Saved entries
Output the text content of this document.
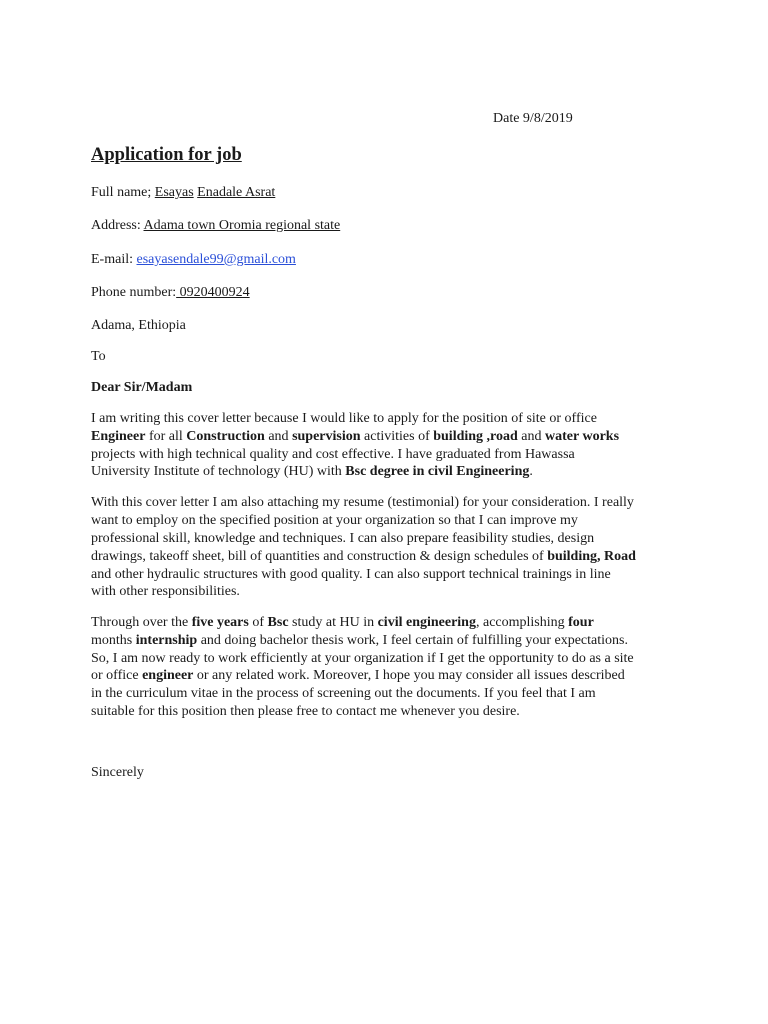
Date 9/8/2019
Application for job
Full name; Esayas Enadale Asrat
Address: Adama town Oromia regional state
E-mail: esayasendale99@gmail.com
Phone number: 0920400924
Adama, Ethiopia
To
Dear Sir/Madam
I am writing this cover letter because I would like to apply for the position of site or office
Engineer for all Construction and supervision activities of building ,road and water works
projects with high technical quality and cost effective. I have graduated from Hawassa
University Institute of technology (HU) with Bsc degree in civil Engineering.
With this cover letter I am also attaching my resume (testimonial) for your consideration. I really
want to employ on the specified position at your organization so that I can improve my
professional skill, knowledge and techniques. I can also prepare feasibility studies, design
drawings, takeoff sheet, bill of quantities and construction & design schedules of building, Road
and other hydraulic structures with good quality. I can also support technical trainings in line
with other responsibilities.
Through over the five years of Bsc study at HU in civil engineering, accomplishing four
months internship and doing bachelor thesis work, I feel certain of fulfilling your expectations.
So, I am now ready to work efficiently at your organization if I get the opportunity to do as a site
or office engineer or any related work. Moreover, I hope you may consider all issues described
in the curriculum vitae in the process of screening out the documents. If you feel that I am
suitable for this position then please free to contact me whenever you desire.
Sincerely
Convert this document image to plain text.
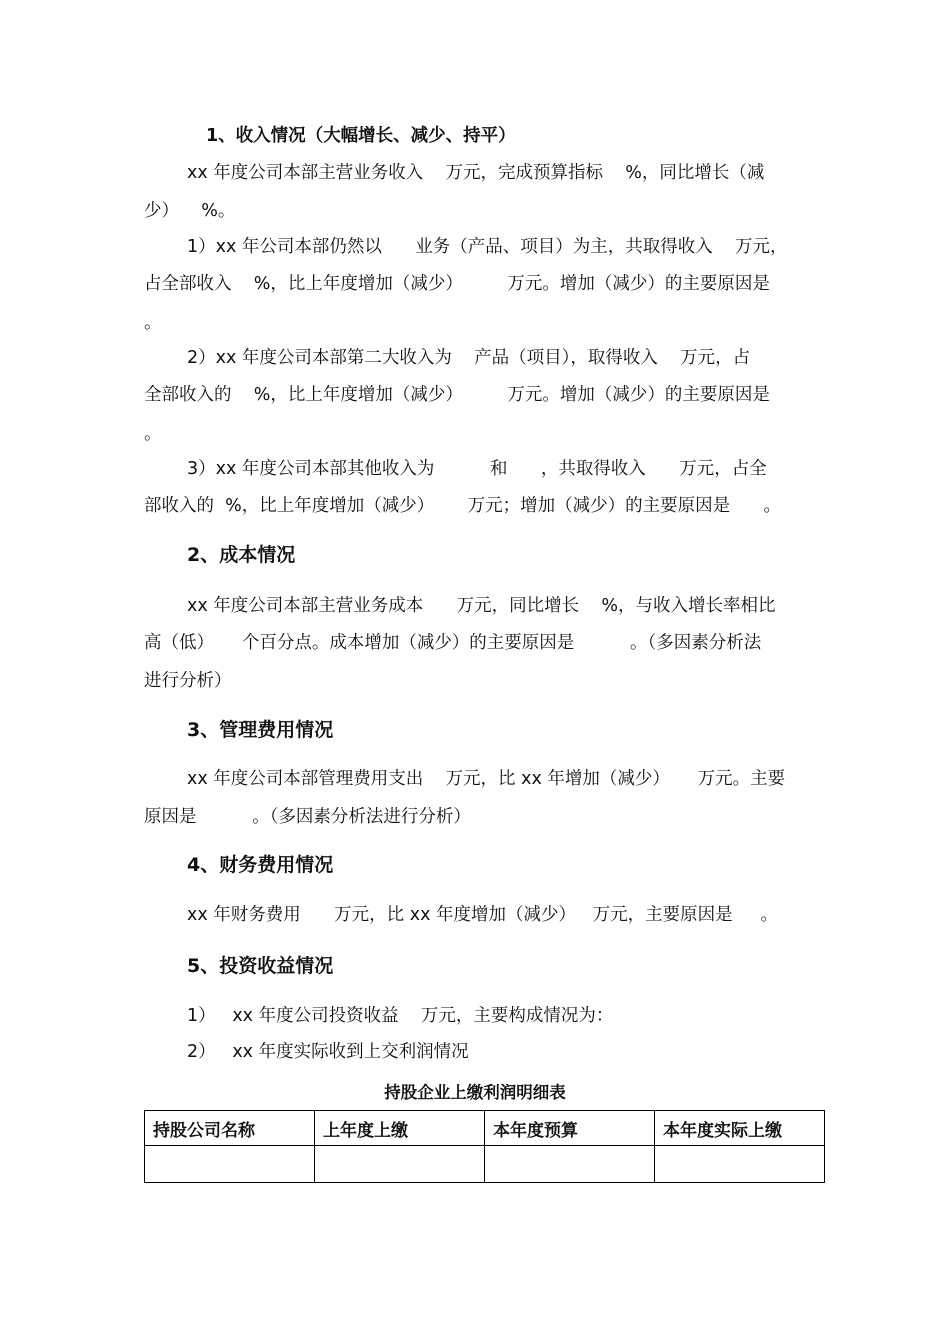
1、收入情况（大幅增长、减少、持平）
xx 年度公司本部主营业务收入    万元，完成预算指标    %，同比增长（减
少）    %。
1）xx 年公司本部仍然以      业务（产品、项目）为主，共取得收入    万元，
占全部收入    %，比上年度增加（减少）        万元。增加（减少）的主要原因是
。
2）xx 年度公司本部第二大收入为    产品（项目），取得收入    万元，占
全部收入的    %，比上年度增加（减少）        万元。增加（减少）的主要原因是
。
3）xx 年度公司本部其他收入为          和      ，共取得收入      万元，占全
部收入的  %，比上年度增加（减少）      万元；增加（减少）的主要原因是      。
2、成本情况
xx 年度公司本部主营业务成本      万元，同比增长    %，与收入增长率相比
高（低）     个百分点。成本增加（减少）的主要原因是          。（多因素分析法
进行分析）
3、管理费用情况
xx 年度公司本部管理费用支出    万元，比 xx 年增加（减少）     万元。主要
原因是          。（多因素分析法进行分析）
4、财务费用情况
xx 年财务费用      万元，比 xx 年度增加（减少）   万元，主要原因是     。
5、投资收益情况
1）   xx 年度公司投资收益    万元，主要构成情况为：
2）   xx 年度实际收到上交利润情况
持股企业上缴利润明细表
持股公司名称	上年度上缴	本年度预算	本年度实际上缴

CHALLENGE: Excluding pictures, copy exactly the lines from the line containing "Convert this document image to plain text." through the last line of the data, inclusive.

ANSWER BELOW:
Convert this document image to plain text.
1、收入情况（大幅增长、减少、持平）
xx 年度公司本部主营业务收入    万元，完成预算指标    %，同比增长（减
少）    %。
1）xx 年公司本部仍然以      业务（产品、项目）为主，共取得收入    万元，
占全部收入    %，比上年度增加（减少）        万元。增加（减少）的主要原因是
。
2）xx 年度公司本部第二大收入为    产品（项目），取得收入    万元，占
全部收入的    %，比上年度增加（减少）        万元。增加（减少）的主要原因是
。
3）xx 年度公司本部其他收入为          和      ，共取得收入      万元，占全
部收入的  %，比上年度增加（减少）      万元；增加（减少）的主要原因是      。
2、成本情况
xx 年度公司本部主营业务成本      万元，同比增长    %，与收入增长率相比
高（低）     个百分点。成本增加（减少）的主要原因是          。（多因素分析法
进行分析）
3、管理费用情况
xx 年度公司本部管理费用支出    万元，比 xx 年增加（减少）     万元。主要
原因是          。（多因素分析法进行分析）
4、财务费用情况
xx 年财务费用      万元，比 xx 年度增加（减少）   万元，主要原因是     。
5、投资收益情况
1）   xx 年度公司投资收益    万元，主要构成情况为：
2）   xx 年度实际收到上交利润情况
持股企业上缴利润明细表
持股公司名称	上年度上缴	本年度预算	本年度实际上缴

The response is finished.